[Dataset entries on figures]
- - -

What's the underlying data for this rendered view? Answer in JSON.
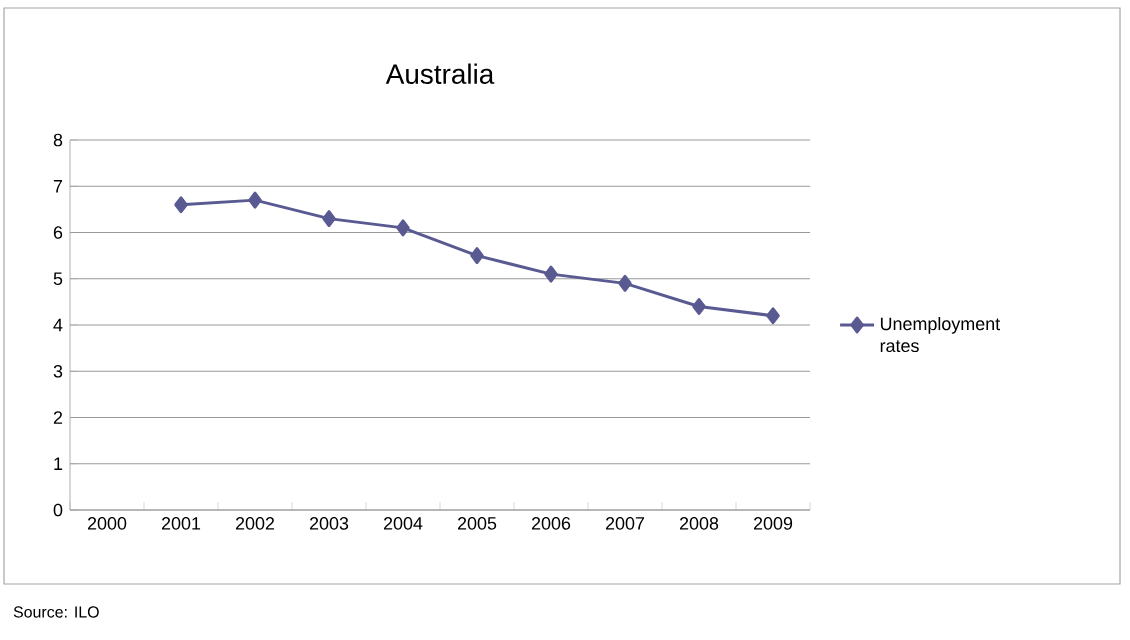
{
  "chart_data": {
    "type": "line",
    "title": "Australia",
    "categories": [
      "2000",
      "2001",
      "2002",
      "2003",
      "2004",
      "2005",
      "2006",
      "2007",
      "2008",
      "2009"
    ],
    "series": [
      {
        "name": "Unemployment rates",
        "color": "#5a5a92",
        "values": [
          null,
          6.6,
          6.7,
          6.3,
          6.1,
          5.5,
          5.1,
          4.9,
          4.4,
          4.2
        ]
      }
    ],
    "ylim": [
      0,
      8
    ],
    "yticks": [
      0,
      1,
      2,
      3,
      4,
      5,
      6,
      7,
      8
    ],
    "grid": "y",
    "legend": "right",
    "marker": "diamond",
    "line_style": "solid",
    "annotations": [
      "Source: ILO"
    ]
  }
}
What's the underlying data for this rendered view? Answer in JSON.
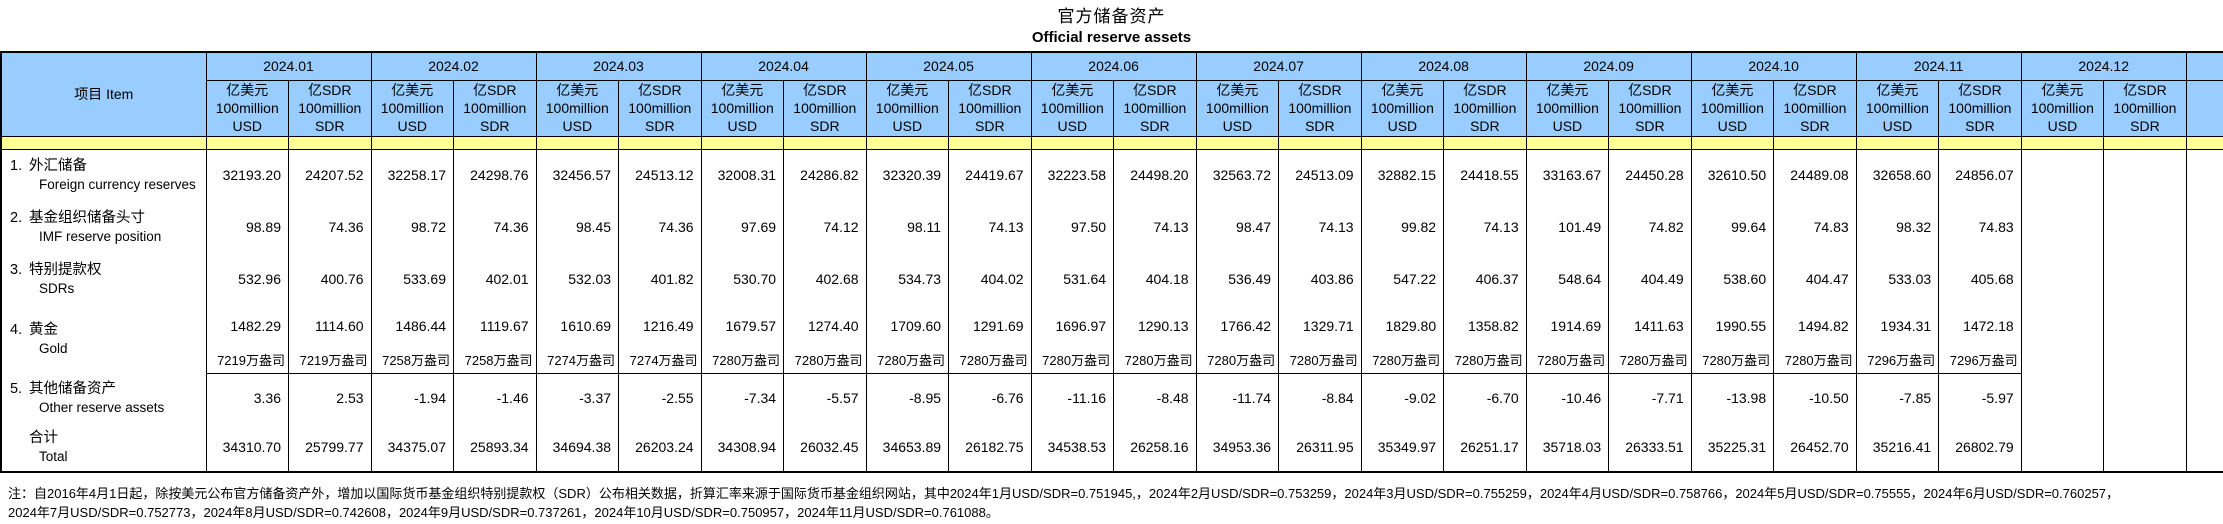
{
  "title_zh": "官方储备资产",
  "title_en": "Official reserve assets",
  "colors": {
    "header_blue": "#99CCFF",
    "band_yellow": "#FFFF99",
    "border": "#000000"
  },
  "table": {
    "item_header": "项目  Item",
    "months": [
      "2024.01",
      "2024.02",
      "2024.03",
      "2024.04",
      "2024.05",
      "2024.06",
      "2024.07",
      "2024.08",
      "2024.09",
      "2024.10",
      "2024.11",
      "2024.12"
    ],
    "usd_unit": [
      "亿美元",
      "100million",
      "USD"
    ],
    "sdr_unit": [
      "亿SDR",
      "100million",
      "SDR"
    ],
    "rows": [
      {
        "num": "1.",
        "zh": "外汇储备",
        "en": "Foreign currency reserves",
        "values": [
          "32193.20",
          "24207.52",
          "32258.17",
          "24298.76",
          "32456.57",
          "24513.12",
          "32008.31",
          "24286.82",
          "32320.39",
          "24419.67",
          "32223.58",
          "24498.20",
          "32563.72",
          "24513.09",
          "32882.15",
          "24418.55",
          "33163.67",
          "24450.28",
          "32610.50",
          "24489.08",
          "32658.60",
          "24856.07",
          "",
          ""
        ]
      },
      {
        "num": "2.",
        "zh": "基金组织储备头寸",
        "en": "IMF reserve position",
        "values": [
          "98.89",
          "74.36",
          "98.72",
          "74.36",
          "98.45",
          "74.36",
          "97.69",
          "74.12",
          "98.11",
          "74.13",
          "97.50",
          "74.13",
          "98.47",
          "74.13",
          "99.82",
          "74.13",
          "101.49",
          "74.82",
          "99.64",
          "74.83",
          "98.32",
          "74.83",
          "",
          ""
        ]
      },
      {
        "num": "3.",
        "zh": "特别提款权",
        "en": "SDRs",
        "values": [
          "532.96",
          "400.76",
          "533.69",
          "402.01",
          "532.03",
          "401.82",
          "530.70",
          "402.68",
          "534.73",
          "404.02",
          "531.64",
          "404.18",
          "536.49",
          "403.86",
          "547.22",
          "406.37",
          "548.64",
          "404.49",
          "538.60",
          "404.47",
          "533.03",
          "405.68",
          "",
          ""
        ]
      },
      {
        "num": "4.",
        "zh": "黄金",
        "en": "Gold",
        "values": [
          "1482.29",
          "1114.60",
          "1486.44",
          "1119.67",
          "1610.69",
          "1216.49",
          "1679.57",
          "1274.40",
          "1709.60",
          "1291.69",
          "1696.97",
          "1290.13",
          "1766.42",
          "1329.71",
          "1829.80",
          "1358.82",
          "1914.69",
          "1411.63",
          "1990.55",
          "1494.82",
          "1934.31",
          "1472.18",
          "",
          ""
        ],
        "ounces": [
          "7219万盎司",
          "7219万盎司",
          "7258万盎司",
          "7258万盎司",
          "7274万盎司",
          "7274万盎司",
          "7280万盎司",
          "7280万盎司",
          "7280万盎司",
          "7280万盎司",
          "7280万盎司",
          "7280万盎司",
          "7280万盎司",
          "7280万盎司",
          "7280万盎司",
          "7280万盎司",
          "7280万盎司",
          "7280万盎司",
          "7280万盎司",
          "7280万盎司",
          "7296万盎司",
          "7296万盎司",
          "",
          ""
        ]
      },
      {
        "num": "5.",
        "zh": "其他储备资产",
        "en": "Other reserve assets",
        "values": [
          "3.36",
          "2.53",
          "-1.94",
          "-1.46",
          "-3.37",
          "-2.55",
          "-7.34",
          "-5.57",
          "-8.95",
          "-6.76",
          "-11.16",
          "-8.48",
          "-11.74",
          "-8.84",
          "-9.02",
          "-6.70",
          "-10.46",
          "-7.71",
          "-13.98",
          "-10.50",
          "-7.85",
          "-5.97",
          "",
          ""
        ]
      },
      {
        "num": "",
        "zh": "合计",
        "en": "Total",
        "is_total": true,
        "values": [
          "34310.70",
          "25799.77",
          "34375.07",
          "25893.34",
          "34694.38",
          "26203.24",
          "34308.94",
          "26032.45",
          "34653.89",
          "26182.75",
          "34538.53",
          "26258.16",
          "34953.36",
          "26311.95",
          "35349.97",
          "26251.17",
          "35718.03",
          "26333.51",
          "35225.31",
          "26452.70",
          "35216.41",
          "26802.79",
          "",
          ""
        ]
      }
    ]
  },
  "footnote": {
    "line1": "注：自2016年4月1日起，除按美元公布官方储备资产外，增加以国际货币基金组织特别提款权（SDR）公布相关数据，折算汇率来源于国际货币基金组织网站，其中2024年1月USD/SDR=0.751945,，2024年2月USD/SDR=0.753259，2024年3月USD/SDR=0.755259，2024年4月USD/SDR=0.758766，2024年5月USD/SDR=0.75555，2024年6月USD/SDR=0.760257，",
    "line2": "2024年7月USD/SDR=0.752773，2024年8月USD/SDR=0.742608，2024年9月USD/SDR=0.737261，2024年10月USD/SDR=0.750957，2024年11月USD/SDR=0.761088。"
  }
}
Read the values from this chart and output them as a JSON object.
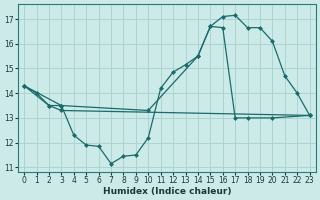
{
  "xlabel": "Humidex (Indice chaleur)",
  "bg_color": "#cceae8",
  "grid_color": "#aad4d2",
  "line_color": "#1a6b6b",
  "xlim": [
    -0.5,
    23.5
  ],
  "ylim": [
    10.8,
    17.6
  ],
  "xticks": [
    0,
    1,
    2,
    3,
    4,
    5,
    6,
    7,
    8,
    9,
    10,
    11,
    12,
    13,
    14,
    15,
    16,
    17,
    18,
    19,
    20,
    21,
    22,
    23
  ],
  "yticks": [
    11,
    12,
    13,
    14,
    15,
    16,
    17
  ],
  "line1_x": [
    0,
    1,
    2,
    3,
    4,
    5,
    6,
    7,
    8,
    9,
    10,
    11,
    12,
    13,
    14,
    15,
    16,
    17,
    18,
    19,
    20,
    21,
    22,
    23
  ],
  "line1_y": [
    14.3,
    14.0,
    13.5,
    13.5,
    12.3,
    11.9,
    11.85,
    11.15,
    11.45,
    11.5,
    12.2,
    14.2,
    14.85,
    15.15,
    15.5,
    16.7,
    17.1,
    17.15,
    16.65,
    16.65,
    16.1,
    14.7,
    14.0,
    13.1
  ],
  "line2_x": [
    0,
    2,
    3,
    23
  ],
  "line2_y": [
    14.3,
    13.5,
    13.3,
    13.1
  ],
  "line3_x": [
    0,
    3,
    10,
    14,
    15,
    16,
    17,
    18,
    20,
    23
  ],
  "line3_y": [
    14.3,
    13.5,
    13.3,
    15.5,
    16.7,
    16.65,
    13.0,
    13.0,
    13.0,
    13.1
  ]
}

- - -

TASK PROMPT:
Strip out the images, then output the records above word for word.

ANSWER TO THIS TASK:
What's the underlying data for this rendered view? Answer in JSON.
{
  "chart_data": {
    "type": "line",
    "title": "Australia",
    "categories": [
      "2000",
      "2001",
      "2002",
      "2003",
      "2004",
      "2005",
      "2006",
      "2007",
      "2008",
      "2009"
    ],
    "series": [
      {
        "name": "Unemployment rates",
        "color": "#5a5a92",
        "values": [
          null,
          6.6,
          6.7,
          6.3,
          6.1,
          5.5,
          5.1,
          4.9,
          4.4,
          4.2
        ]
      }
    ],
    "ylim": [
      0,
      8
    ],
    "yticks": [
      0,
      1,
      2,
      3,
      4,
      5,
      6,
      7,
      8
    ],
    "grid": "y",
    "legend": "right",
    "marker": "diamond",
    "line_style": "solid",
    "annotations": [
      "Source: ILO"
    ]
  }
}
What's the underlying data for this rendered view? Answer in JSON.
{
  "title_zh": "官方储备资产",
  "title_en": "Official reserve assets",
  "colors": {
    "header_blue": "#99CCFF",
    "band_yellow": "#FFFF99",
    "border": "#000000"
  },
  "table": {
    "item_header": "项目  Item",
    "months": [
      "2024.01",
      "2024.02",
      "2024.03",
      "2024.04",
      "2024.05",
      "2024.06",
      "2024.07",
      "2024.08",
      "2024.09",
      "2024.10",
      "2024.11",
      "2024.12"
    ],
    "usd_unit": [
      "亿美元",
      "100million",
      "USD"
    ],
    "sdr_unit": [
      "亿SDR",
      "100million",
      "SDR"
    ],
    "rows": [
      {
        "num": "1.",
        "zh": "外汇储备",
        "en": "Foreign currency reserves",
        "values": [
          "32193.20",
          "24207.52",
          "32258.17",
          "24298.76",
          "32456.57",
          "24513.12",
          "32008.31",
          "24286.82",
          "32320.39",
          "24419.67",
          "32223.58",
          "24498.20",
          "32563.72",
          "24513.09",
          "32882.15",
          "24418.55",
          "33163.67",
          "24450.28",
          "32610.50",
          "24489.08",
          "32658.60",
          "24856.07",
          "",
          ""
        ]
      },
      {
        "num": "2.",
        "zh": "基金组织储备头寸",
        "en": "IMF reserve position",
        "values": [
          "98.89",
          "74.36",
          "98.72",
          "74.36",
          "98.45",
          "74.36",
          "97.69",
          "74.12",
          "98.11",
          "74.13",
          "97.50",
          "74.13",
          "98.47",
          "74.13",
          "99.82",
          "74.13",
          "101.49",
          "74.82",
          "99.64",
          "74.83",
          "98.32",
          "74.83",
          "",
          ""
        ]
      },
      {
        "num": "3.",
        "zh": "特别提款权",
        "en": "SDRs",
        "values": [
          "532.96",
          "400.76",
          "533.69",
          "402.01",
          "532.03",
          "401.82",
          "530.70",
          "402.68",
          "534.73",
          "404.02",
          "531.64",
          "404.18",
          "536.49",
          "403.86",
          "547.22",
          "406.37",
          "548.64",
          "404.49",
          "538.60",
          "404.47",
          "533.03",
          "405.68",
          "",
          ""
        ]
      },
      {
        "num": "4.",
        "zh": "黄金",
        "en": "Gold",
        "values": [
          "1482.29",
          "1114.60",
          "1486.44",
          "1119.67",
          "1610.69",
          "1216.49",
          "1679.57",
          "1274.40",
          "1709.60",
          "1291.69",
          "1696.97",
          "1290.13",
          "1766.42",
          "1329.71",
          "1829.80",
          "1358.82",
          "1914.69",
          "1411.63",
          "1990.55",
          "1494.82",
          "1934.31",
          "1472.18",
          "",
          ""
        ],
        "ounces": [
          "7219万盎司",
          "7219万盎司",
          "7258万盎司",
          "7258万盎司",
          "7274万盎司",
          "7274万盎司",
          "7280万盎司",
          "7280万盎司",
          "7280万盎司",
          "7280万盎司",
          "7280万盎司",
          "7280万盎司",
          "7280万盎司",
          "7280万盎司",
          "7280万盎司",
          "7280万盎司",
          "7280万盎司",
          "7280万盎司",
          "7280万盎司",
          "7280万盎司",
          "7296万盎司",
          "7296万盎司",
          "",
          ""
        ]
      },
      {
        "num": "5.",
        "zh": "其他储备资产",
        "en": "Other reserve assets",
        "values": [
          "3.36",
          "2.53",
          "-1.94",
          "-1.46",
          "-3.37",
          "-2.55",
          "-7.34",
          "-5.57",
          "-8.95",
          "-6.76",
          "-11.16",
          "-8.48",
          "-11.74",
          "-8.84",
          "-9.02",
          "-6.70",
          "-10.46",
          "-7.71",
          "-13.98",
          "-10.50",
          "-7.85",
          "-5.97",
          "",
          ""
        ]
      },
      {
        "num": "",
        "zh": "合计",
        "en": "Total",
        "is_total": true,
        "values": [
          "34310.70",
          "25799.77",
          "34375.07",
          "25893.34",
          "34694.38",
          "26203.24",
          "34308.94",
          "26032.45",
          "34653.89",
          "26182.75",
          "34538.53",
          "26258.16",
          "34953.36",
          "26311.95",
          "35349.97",
          "26251.17",
          "35718.03",
          "26333.51",
          "35225.31",
          "26452.70",
          "35216.41",
          "26802.79",
          "",
          ""
        ]
      }
    ]
  },
  "footnote": {
    "line1": "注：自2016年4月1日起，除按美元公布官方储备资产外，增加以国际货币基金组织特别提款权（SDR）公布相关数据，折算汇率来源于国际货币基金组织网站，其中2024年1月USD/SDR=0.751945,，2024年2月USD/SDR=0.753259，2024年3月USD/SDR=0.755259，2024年4月USD/SDR=0.758766，2024年5月USD/SDR=0.75555，2024年6月USD/SDR=0.760257，",
    "line2": "2024年7月USD/SDR=0.752773，2024年8月USD/SDR=0.742608，2024年9月USD/SDR=0.737261，2024年10月USD/SDR=0.750957，2024年11月USD/SDR=0.761088。"
  }
}
Read the values from this chart and output them as a JSON object.
{
  "xlabel": "Humidex (Indice chaleur)",
  "bg_color": "#cceae8",
  "grid_color": "#aad4d2",
  "line_color": "#1a6b6b",
  "xlim": [
    -0.5,
    23.5
  ],
  "ylim": [
    10.8,
    17.6
  ],
  "xticks": [
    0,
    1,
    2,
    3,
    4,
    5,
    6,
    7,
    8,
    9,
    10,
    11,
    12,
    13,
    14,
    15,
    16,
    17,
    18,
    19,
    20,
    21,
    22,
    23
  ],
  "yticks": [
    11,
    12,
    13,
    14,
    15,
    16,
    17
  ],
  "line1_x": [
    0,
    1,
    2,
    3,
    4,
    5,
    6,
    7,
    8,
    9,
    10,
    11,
    12,
    13,
    14,
    15,
    16,
    17,
    18,
    19,
    20,
    21,
    22,
    23
  ],
  "line1_y": [
    14.3,
    14.0,
    13.5,
    13.5,
    12.3,
    11.9,
    11.85,
    11.15,
    11.45,
    11.5,
    12.2,
    14.2,
    14.85,
    15.15,
    15.5,
    16.7,
    17.1,
    17.15,
    16.65,
    16.65,
    16.1,
    14.7,
    14.0,
    13.1
  ],
  "line2_x": [
    0,
    2,
    3,
    23
  ],
  "line2_y": [
    14.3,
    13.5,
    13.3,
    13.1
  ],
  "line3_x": [
    0,
    3,
    10,
    14,
    15,
    16,
    17,
    18,
    20,
    23
  ],
  "line3_y": [
    14.3,
    13.5,
    13.3,
    15.5,
    16.7,
    16.65,
    13.0,
    13.0,
    13.0,
    13.1
  ]
}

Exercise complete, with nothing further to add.